▶ The problem: Locate the word "deixes" in the material, then show every line that holds it.

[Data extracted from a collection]
START

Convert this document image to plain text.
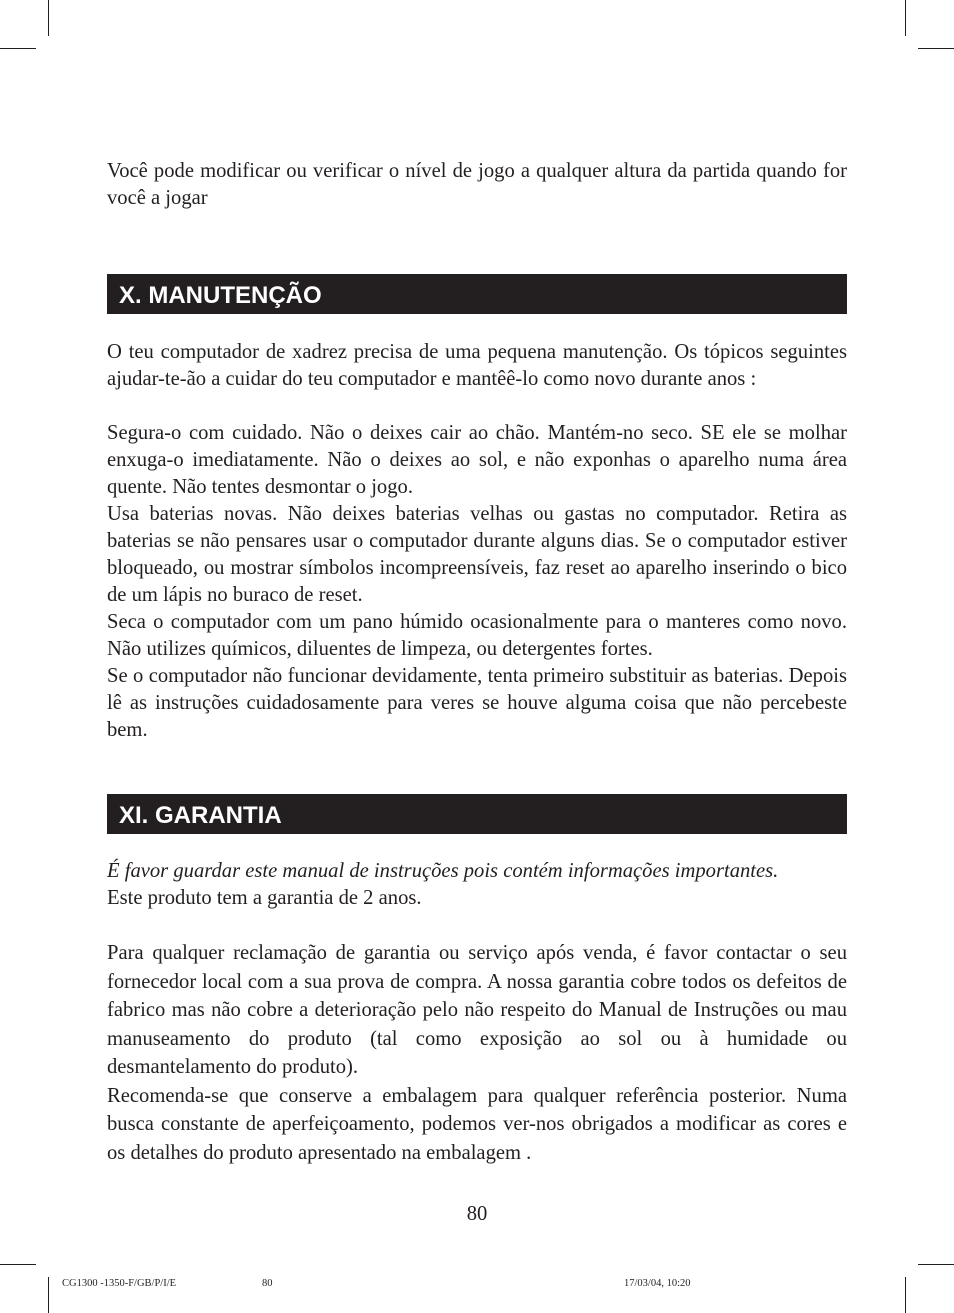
Você pode modificar ou verificar o nível de jogo a qualquer altura da partida quando for você a jogar

X. MANUTENÇÃO

O teu computador de xadrez precisa de uma pequena manutenção. Os tópicos seguintes ajudar-te-ão a cuidar do teu computador e mantêê-lo como novo durante anos :

Segura-o com cuidado. Não o deixes cair ao chão. Mantém-no seco. SE ele se molhar enxuga-o imediatamente. Não o deixes ao sol, e não exponhas o aparelho numa área quente. Não tentes desmontar o jogo.

Usa baterias novas. Não deixes baterias velhas ou gastas no computador. Retira as baterias se não pensares usar o computador durante alguns dias. Se o computador estiver bloqueado, ou mostrar símbolos incompreensíveis, faz reset ao aparelho inserindo o bico de um lápis no buraco de reset.

Seca o computador com um pano húmido ocasionalmente para o manteres como novo. Não utilizes químicos, diluentes de limpeza, ou detergentes fortes.

Se o computador não funcionar devidamente, tenta primeiro substituir as baterias. Depois lê as instruções cuidadosamente para veres se houve alguma coisa que não percebeste bem.

XI. GARANTIA

É favor guardar este manual de instruções pois contém informações importantes.

Este produto tem a garantia de 2 anos.

Para qualquer reclamação de garantia ou serviço após venda, é favor contactar o seu fornecedor local com a sua prova de compra. A nossa garantia cobre todos os defeitos de fabrico mas não cobre a deterioração pelo não respeito do Manual de Instruções ou mau manuseamento do produto (tal como exposição ao sol ou à humidade ou desmantelamento do produto).

Recomenda-se que conserve a embalagem para qualquer referência posterior. Numa busca constante de aperfeiçoamento, podemos ver-nos obrigados a modificar as cores e os detalhes do produto apresentado na embalagem .

80
CG1300 -1350-F/GB/P/I/E	80	17/03/04, 10:20
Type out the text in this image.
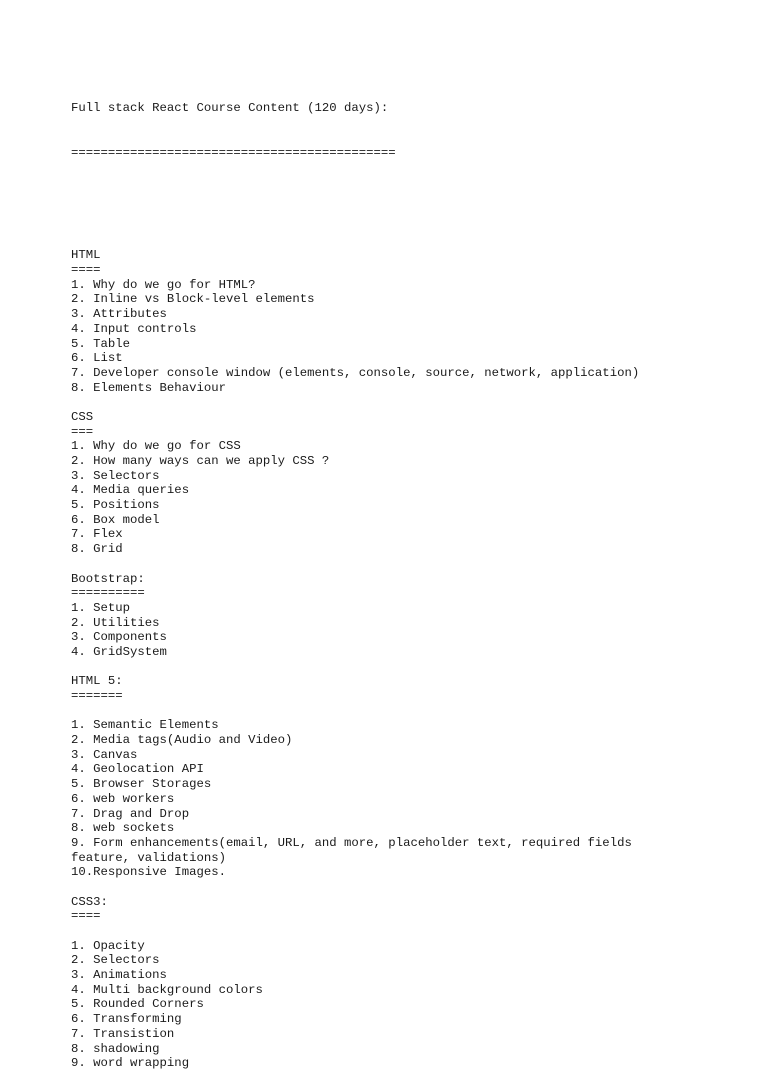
Full stack React Course Content (120 days):

============================================

HTML
====
1. Why do we go for HTML?
2. Inline vs Block-level elements
3. Attributes
4. Input controls
5. Table
6. List
7. Developer console window (elements, console, source, network, application)
8. Elements Behaviour
CSS
===
1. Why do we go for CSS
2. How many ways can we apply CSS ?
3. Selectors
4. Media queries
5. Positions
6. Box model
7. Flex
8. Grid
Bootstrap:
==========
1. Setup
2. Utilities
3. Components
4. GridSystem
HTML 5:
=======
1. Semantic Elements
2. Media tags(Audio and Video)
3. Canvas
4. Geolocation API
5. Browser Storages
6. web workers
7. Drag and Drop
8. web sockets
9. Form enhancements(email, URL, and more, placeholder text, required fields
feature, validations)
10.Responsive Images.
CSS3:
====
1. Opacity
2. Selectors
3. Animations
4. Multi background colors
5. Rounded Corners
6. Transforming
7. Transistion
8. shadowing
9. word wrapping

END

▶ Written solution:
Segura-o com cuidado. Não o deixes cair ao chão. Mantém-no seco. SE ele se molhar enxuga-o imediatamente. Não o deixes ao sol, e não exponhas o aparelho numa área quente. Não tentes desmontar o jogo.
Usa baterias novas. Não deixes baterias velhas ou gastas no computador. Retira as baterias se não pensares usar o computador durante alguns dias. Se o computador estiver bloqueado, ou mostrar símbolos incompreensíveis, faz reset ao aparelho inserindo o bico de um lápis no buraco de reset.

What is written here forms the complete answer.